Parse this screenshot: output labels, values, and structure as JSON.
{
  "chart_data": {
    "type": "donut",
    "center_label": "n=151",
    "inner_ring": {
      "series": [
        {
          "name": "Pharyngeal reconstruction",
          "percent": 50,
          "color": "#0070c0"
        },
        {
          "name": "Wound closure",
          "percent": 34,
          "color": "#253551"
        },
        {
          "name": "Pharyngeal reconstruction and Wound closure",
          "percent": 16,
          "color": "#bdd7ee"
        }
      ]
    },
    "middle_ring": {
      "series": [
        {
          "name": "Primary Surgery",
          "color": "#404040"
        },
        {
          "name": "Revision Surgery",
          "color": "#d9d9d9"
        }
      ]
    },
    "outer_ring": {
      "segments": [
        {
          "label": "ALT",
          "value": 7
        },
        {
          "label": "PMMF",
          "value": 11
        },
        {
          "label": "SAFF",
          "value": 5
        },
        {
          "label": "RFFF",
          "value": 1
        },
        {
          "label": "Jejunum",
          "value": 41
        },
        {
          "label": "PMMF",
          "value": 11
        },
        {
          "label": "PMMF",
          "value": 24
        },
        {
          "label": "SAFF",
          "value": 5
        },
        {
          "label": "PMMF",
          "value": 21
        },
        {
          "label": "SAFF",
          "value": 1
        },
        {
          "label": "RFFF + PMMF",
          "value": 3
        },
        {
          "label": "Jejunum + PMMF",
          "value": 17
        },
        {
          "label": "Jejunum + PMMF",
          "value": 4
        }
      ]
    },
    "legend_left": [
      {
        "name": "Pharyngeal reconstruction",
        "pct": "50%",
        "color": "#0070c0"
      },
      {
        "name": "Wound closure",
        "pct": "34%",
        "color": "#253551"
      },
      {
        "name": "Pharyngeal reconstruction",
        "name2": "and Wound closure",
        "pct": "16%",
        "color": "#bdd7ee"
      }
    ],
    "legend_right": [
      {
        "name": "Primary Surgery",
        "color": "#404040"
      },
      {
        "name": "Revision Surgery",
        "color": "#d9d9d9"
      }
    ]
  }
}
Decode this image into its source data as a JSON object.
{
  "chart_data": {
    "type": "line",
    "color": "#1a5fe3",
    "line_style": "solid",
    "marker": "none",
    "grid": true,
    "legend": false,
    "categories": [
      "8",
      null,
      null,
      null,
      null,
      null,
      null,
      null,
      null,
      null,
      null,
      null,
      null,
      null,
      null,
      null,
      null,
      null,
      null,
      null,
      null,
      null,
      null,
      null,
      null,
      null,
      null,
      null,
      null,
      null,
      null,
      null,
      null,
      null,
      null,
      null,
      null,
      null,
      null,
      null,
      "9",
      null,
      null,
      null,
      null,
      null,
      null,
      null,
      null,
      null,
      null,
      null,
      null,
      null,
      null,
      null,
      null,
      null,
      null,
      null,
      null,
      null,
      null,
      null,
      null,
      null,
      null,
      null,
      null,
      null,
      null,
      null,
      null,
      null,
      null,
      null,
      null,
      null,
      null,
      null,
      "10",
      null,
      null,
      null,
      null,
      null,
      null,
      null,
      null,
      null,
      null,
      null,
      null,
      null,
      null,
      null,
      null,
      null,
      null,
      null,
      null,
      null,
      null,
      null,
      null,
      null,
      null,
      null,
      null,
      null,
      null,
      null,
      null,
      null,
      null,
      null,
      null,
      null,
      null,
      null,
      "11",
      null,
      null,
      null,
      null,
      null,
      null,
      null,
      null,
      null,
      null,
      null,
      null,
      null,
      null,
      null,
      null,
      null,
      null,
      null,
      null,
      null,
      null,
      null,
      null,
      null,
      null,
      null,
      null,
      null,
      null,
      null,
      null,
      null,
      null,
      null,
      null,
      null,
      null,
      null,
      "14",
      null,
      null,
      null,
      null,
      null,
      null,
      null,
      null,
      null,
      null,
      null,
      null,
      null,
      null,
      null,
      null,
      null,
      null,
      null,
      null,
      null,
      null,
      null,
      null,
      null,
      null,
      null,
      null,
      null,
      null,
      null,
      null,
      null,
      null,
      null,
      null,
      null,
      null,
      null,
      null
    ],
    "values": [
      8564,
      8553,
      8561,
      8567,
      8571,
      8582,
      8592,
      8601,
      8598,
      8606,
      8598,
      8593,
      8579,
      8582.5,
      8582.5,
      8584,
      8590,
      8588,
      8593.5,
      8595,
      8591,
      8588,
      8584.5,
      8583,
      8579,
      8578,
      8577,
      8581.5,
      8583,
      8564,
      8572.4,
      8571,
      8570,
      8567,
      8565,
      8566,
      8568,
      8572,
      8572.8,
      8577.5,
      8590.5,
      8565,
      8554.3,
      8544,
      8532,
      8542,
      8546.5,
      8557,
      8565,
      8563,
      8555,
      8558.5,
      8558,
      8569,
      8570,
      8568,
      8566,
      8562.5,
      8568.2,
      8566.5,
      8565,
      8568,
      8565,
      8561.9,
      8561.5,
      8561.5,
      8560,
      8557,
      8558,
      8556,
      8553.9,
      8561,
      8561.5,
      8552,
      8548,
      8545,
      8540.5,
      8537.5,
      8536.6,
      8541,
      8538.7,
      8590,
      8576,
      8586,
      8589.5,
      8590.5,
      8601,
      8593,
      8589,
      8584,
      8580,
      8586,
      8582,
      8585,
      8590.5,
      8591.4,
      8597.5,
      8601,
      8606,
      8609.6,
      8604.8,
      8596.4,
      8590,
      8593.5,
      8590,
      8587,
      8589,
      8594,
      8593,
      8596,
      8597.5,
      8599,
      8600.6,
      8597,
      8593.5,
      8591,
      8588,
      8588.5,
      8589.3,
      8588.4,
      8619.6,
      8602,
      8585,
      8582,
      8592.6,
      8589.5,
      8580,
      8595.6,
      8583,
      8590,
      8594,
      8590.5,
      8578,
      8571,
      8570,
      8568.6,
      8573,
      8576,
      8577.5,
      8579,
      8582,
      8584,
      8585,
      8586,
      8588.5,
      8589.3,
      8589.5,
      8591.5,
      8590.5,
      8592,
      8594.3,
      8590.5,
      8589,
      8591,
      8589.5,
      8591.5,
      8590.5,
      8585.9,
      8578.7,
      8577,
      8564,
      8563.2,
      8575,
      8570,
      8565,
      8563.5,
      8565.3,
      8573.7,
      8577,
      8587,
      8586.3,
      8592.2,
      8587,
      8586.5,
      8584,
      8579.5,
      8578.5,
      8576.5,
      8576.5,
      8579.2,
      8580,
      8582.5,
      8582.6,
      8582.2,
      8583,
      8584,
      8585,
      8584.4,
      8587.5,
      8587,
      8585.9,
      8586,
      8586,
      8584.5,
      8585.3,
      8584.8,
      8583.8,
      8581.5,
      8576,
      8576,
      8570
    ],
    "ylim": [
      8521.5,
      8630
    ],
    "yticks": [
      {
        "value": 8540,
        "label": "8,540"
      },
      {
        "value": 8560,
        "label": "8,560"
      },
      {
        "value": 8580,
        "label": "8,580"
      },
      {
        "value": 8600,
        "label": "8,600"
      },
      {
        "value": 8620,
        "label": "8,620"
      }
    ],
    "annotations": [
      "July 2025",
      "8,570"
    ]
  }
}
=====
The request |
In the material above, find each line that contains the word "Primary", and select it.

Worked answer |
          "name": "Primary Surgery",
        "name": "Primary Surgery",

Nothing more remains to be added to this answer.